**SET PROBLEM:**
Take the line that contains "Extract all readable text from this page." and each line after it in the material below, and transcribe them exactly, stopping at the end.

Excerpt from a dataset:
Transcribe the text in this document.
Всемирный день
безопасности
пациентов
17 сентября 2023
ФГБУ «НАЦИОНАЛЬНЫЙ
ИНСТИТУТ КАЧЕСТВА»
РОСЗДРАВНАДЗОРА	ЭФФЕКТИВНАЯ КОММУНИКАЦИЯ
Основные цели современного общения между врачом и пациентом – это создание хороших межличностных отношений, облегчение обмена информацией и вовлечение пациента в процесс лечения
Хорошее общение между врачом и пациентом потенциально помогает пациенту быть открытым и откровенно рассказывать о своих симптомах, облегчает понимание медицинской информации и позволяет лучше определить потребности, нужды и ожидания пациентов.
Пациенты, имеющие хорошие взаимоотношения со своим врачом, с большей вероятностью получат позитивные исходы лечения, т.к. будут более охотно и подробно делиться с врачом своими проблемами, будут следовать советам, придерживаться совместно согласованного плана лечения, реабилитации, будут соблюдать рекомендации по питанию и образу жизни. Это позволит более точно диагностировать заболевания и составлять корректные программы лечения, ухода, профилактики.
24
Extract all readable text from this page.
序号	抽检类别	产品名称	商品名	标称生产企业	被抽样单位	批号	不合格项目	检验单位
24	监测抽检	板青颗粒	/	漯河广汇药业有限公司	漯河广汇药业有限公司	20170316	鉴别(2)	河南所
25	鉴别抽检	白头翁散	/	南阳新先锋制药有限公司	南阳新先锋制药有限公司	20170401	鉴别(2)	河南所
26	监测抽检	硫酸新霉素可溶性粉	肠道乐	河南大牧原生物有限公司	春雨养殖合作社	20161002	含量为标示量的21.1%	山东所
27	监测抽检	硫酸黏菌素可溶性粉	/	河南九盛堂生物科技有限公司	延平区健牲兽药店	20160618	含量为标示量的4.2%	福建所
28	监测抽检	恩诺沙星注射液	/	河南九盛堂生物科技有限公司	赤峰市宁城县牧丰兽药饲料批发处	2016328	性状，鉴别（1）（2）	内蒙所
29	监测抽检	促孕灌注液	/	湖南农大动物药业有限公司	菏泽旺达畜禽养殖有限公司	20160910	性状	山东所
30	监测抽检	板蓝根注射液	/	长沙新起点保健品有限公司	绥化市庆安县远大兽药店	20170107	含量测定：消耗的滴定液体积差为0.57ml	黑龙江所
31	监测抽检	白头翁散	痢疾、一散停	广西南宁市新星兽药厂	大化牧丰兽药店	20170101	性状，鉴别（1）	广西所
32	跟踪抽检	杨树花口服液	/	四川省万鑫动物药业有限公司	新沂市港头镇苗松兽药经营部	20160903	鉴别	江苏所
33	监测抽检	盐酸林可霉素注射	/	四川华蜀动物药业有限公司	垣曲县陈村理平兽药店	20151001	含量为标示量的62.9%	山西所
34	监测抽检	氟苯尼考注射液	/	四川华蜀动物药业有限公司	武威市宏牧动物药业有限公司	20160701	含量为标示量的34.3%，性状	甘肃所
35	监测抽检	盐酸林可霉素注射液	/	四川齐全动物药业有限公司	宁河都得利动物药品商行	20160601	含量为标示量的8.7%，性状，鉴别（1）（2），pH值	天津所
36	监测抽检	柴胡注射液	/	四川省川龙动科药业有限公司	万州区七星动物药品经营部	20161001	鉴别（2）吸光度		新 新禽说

**THE OUTPUT:**
Extract all readable text from this page.
序号	抽检类别	产品名称	商品名	标称生产企业	被抽样单位	批号	不合格项目	检验单位
24	监测抽检	板青颗粒	/	漯河广汇药业有限公司	漯河广汇药业有限公司	20170316	鉴别(2)	河南所
25	鉴别抽检	白头翁散	/	南阳新先锋制药有限公司	南阳新先锋制药有限公司	20170401	鉴别(2)	河南所
26	监测抽检	硫酸新霉素可溶性粉	肠道乐	河南大牧原生物有限公司	春雨养殖合作社	20161002	含量为标示量的21.1%	山东所
27	监测抽检	硫酸黏菌素可溶性粉	/	河南九盛堂生物科技有限公司	延平区健牲兽药店	20160618	含量为标示量的4.2%	福建所
28	监测抽检	恩诺沙星注射液	/	河南九盛堂生物科技有限公司	赤峰市宁城县牧丰兽药饲料批发处	2016328	性状，鉴别（1）（2）	内蒙所
29	监测抽检	促孕灌注液	/	湖南农大动物药业有限公司	菏泽旺达畜禽养殖有限公司	20160910	性状	山东所
30	监测抽检	板蓝根注射液	/	长沙新起点保健品有限公司	绥化市庆安县远大兽药店	20170107	含量测定：消耗的滴定液体积差为0.57ml	黑龙江所
31	监测抽检	白头翁散	痢疾、一散停	广西南宁市新星兽药厂	大化牧丰兽药店	20170101	性状，鉴别（1）	广西所
32	跟踪抽检	杨树花口服液	/	四川省万鑫动物药业有限公司	新沂市港头镇苗松兽药经营部	20160903	鉴别	江苏所
33	监测抽检	盐酸林可霉素注射	/	四川华蜀动物药业有限公司	垣曲县陈村理平兽药店	20151001	含量为标示量的62.9%	山西所
34	监测抽检	氟苯尼考注射液	/	四川华蜀动物药业有限公司	武威市宏牧动物药业有限公司	20160701	含量为标示量的34.3%，性状	甘肃所
35	监测抽检	盐酸林可霉素注射液	/	四川齐全动物药业有限公司	宁河都得利动物药品商行	20160601	含量为标示量的8.7%，性状，鉴别（1）（2），pH值	天津所
36	监测抽检	柴胡注射液	/	四川省川龙动科药业有限公司	万州区七星动物药品经营部	20161001	鉴别（2）吸光度		新 新禽说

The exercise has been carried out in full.